From the entries below, work out the number of lines that hold the word "houses", and give that number alone.
+ + +
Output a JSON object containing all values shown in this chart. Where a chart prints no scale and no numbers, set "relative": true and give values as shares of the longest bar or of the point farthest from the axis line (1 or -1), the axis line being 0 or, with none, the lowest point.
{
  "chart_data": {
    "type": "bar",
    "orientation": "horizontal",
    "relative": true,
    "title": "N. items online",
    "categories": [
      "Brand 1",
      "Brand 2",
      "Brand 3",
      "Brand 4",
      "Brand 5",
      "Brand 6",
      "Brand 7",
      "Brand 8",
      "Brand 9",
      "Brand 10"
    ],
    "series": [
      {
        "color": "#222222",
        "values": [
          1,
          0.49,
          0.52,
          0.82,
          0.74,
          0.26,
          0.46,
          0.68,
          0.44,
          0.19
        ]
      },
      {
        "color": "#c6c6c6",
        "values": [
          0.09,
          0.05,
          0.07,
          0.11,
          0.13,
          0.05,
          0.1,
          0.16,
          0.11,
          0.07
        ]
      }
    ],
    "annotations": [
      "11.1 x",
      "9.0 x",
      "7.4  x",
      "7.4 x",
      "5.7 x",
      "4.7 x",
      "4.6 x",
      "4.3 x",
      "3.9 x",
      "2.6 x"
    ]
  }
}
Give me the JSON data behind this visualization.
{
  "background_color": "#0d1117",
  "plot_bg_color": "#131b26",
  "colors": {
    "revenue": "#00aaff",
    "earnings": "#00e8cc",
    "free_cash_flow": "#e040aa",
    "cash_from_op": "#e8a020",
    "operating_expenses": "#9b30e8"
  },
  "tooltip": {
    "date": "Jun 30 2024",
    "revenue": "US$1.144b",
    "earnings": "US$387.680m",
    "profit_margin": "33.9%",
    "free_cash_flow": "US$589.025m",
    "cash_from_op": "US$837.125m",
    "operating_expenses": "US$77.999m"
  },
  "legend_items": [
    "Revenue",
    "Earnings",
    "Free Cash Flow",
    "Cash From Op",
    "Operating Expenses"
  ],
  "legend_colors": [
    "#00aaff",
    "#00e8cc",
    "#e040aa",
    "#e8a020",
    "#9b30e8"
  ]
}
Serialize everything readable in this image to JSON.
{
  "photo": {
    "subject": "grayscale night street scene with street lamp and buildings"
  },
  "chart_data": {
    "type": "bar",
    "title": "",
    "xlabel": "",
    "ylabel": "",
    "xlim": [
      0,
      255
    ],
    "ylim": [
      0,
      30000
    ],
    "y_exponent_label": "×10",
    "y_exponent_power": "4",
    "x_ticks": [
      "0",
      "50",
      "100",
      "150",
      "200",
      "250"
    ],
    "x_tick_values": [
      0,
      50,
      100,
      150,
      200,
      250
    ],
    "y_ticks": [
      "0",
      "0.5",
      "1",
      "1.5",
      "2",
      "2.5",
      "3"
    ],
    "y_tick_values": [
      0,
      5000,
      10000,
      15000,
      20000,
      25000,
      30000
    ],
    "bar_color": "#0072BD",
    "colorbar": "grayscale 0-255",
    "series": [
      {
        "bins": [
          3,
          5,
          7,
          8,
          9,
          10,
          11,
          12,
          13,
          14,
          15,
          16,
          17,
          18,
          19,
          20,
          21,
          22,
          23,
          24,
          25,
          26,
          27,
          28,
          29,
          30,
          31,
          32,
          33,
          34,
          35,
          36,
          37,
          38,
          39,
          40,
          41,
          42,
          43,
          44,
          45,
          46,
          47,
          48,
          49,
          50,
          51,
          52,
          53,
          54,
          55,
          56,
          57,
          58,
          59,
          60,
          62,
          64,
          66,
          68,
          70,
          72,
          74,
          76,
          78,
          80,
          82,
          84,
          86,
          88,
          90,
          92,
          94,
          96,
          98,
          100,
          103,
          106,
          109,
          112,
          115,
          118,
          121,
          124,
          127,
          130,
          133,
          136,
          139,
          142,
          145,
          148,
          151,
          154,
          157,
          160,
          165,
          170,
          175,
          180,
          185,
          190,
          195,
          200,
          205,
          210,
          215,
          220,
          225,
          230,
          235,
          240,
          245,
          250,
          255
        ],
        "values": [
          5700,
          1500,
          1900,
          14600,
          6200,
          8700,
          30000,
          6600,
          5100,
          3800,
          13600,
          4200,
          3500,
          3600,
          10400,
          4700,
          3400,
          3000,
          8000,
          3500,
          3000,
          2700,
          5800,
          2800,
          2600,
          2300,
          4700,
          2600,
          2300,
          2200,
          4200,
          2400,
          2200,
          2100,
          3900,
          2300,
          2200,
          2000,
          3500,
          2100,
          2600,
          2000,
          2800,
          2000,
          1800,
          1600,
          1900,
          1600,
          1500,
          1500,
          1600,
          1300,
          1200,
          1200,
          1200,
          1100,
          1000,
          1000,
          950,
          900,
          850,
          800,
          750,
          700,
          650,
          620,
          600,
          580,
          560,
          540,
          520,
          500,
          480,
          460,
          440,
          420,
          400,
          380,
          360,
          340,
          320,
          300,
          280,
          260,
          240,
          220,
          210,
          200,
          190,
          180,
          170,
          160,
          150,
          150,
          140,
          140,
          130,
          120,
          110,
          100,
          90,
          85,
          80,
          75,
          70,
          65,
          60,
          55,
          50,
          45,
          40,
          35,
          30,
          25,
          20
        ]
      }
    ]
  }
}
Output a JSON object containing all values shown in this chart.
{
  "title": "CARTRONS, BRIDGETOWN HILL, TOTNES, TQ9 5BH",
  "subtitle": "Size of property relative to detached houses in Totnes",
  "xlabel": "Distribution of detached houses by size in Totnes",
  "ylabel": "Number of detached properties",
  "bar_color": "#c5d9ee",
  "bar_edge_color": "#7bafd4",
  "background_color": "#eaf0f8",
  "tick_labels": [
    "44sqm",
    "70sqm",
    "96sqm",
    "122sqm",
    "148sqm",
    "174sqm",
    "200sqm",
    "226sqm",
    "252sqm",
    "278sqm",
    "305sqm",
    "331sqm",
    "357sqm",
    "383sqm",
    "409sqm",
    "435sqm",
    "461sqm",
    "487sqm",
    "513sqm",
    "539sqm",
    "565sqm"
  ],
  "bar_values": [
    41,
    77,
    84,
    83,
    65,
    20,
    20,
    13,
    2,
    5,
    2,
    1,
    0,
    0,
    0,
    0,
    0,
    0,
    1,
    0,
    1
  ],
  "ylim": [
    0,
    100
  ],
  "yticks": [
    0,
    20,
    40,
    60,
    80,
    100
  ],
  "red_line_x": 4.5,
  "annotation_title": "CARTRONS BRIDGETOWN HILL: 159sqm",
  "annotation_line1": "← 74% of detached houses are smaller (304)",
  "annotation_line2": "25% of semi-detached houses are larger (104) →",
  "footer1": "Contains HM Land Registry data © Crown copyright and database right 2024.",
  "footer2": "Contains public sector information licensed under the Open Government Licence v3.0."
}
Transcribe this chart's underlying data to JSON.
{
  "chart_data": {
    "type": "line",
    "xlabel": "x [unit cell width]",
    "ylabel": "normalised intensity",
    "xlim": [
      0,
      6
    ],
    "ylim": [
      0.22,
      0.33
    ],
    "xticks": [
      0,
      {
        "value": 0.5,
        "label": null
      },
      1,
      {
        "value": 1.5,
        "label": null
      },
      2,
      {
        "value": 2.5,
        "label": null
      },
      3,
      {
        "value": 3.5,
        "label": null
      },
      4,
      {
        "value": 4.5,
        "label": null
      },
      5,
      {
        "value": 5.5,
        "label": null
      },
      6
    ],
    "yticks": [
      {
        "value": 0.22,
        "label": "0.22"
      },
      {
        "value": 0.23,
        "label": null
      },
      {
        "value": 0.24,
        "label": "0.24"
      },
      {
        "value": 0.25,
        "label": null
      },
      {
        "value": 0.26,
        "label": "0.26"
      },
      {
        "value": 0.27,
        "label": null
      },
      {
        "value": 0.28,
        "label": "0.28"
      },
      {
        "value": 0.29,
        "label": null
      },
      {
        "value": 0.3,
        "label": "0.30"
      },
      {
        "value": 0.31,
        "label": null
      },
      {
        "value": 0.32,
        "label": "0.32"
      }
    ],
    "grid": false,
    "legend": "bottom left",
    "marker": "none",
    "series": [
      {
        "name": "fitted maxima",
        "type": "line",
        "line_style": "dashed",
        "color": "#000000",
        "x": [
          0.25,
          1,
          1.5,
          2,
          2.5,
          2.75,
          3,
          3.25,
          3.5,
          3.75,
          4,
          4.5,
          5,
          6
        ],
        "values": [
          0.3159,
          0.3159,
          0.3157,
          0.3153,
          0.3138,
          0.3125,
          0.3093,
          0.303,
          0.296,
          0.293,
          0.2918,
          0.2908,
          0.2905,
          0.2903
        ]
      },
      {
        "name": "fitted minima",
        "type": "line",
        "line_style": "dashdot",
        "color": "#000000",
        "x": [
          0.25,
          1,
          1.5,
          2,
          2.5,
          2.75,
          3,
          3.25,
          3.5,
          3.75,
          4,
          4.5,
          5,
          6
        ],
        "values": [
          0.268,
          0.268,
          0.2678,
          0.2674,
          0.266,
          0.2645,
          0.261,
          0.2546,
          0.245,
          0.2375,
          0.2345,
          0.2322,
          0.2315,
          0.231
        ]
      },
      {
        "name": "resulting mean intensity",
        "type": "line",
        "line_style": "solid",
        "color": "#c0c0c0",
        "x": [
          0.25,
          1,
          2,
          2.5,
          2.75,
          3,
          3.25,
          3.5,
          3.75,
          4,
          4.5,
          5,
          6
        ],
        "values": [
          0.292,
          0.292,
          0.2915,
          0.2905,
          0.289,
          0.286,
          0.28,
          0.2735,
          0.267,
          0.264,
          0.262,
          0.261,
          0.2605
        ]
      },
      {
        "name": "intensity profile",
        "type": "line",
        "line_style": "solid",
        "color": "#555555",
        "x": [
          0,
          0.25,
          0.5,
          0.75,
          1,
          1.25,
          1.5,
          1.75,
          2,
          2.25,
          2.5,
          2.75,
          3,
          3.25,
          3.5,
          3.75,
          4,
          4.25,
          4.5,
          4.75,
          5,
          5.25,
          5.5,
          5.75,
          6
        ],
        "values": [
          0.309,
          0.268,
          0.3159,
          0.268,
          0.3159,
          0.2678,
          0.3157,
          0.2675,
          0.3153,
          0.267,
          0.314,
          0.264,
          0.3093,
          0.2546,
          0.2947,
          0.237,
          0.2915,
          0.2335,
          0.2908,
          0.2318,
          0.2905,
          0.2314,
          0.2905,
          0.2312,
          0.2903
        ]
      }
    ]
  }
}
+ + +
* **Exercise result**
4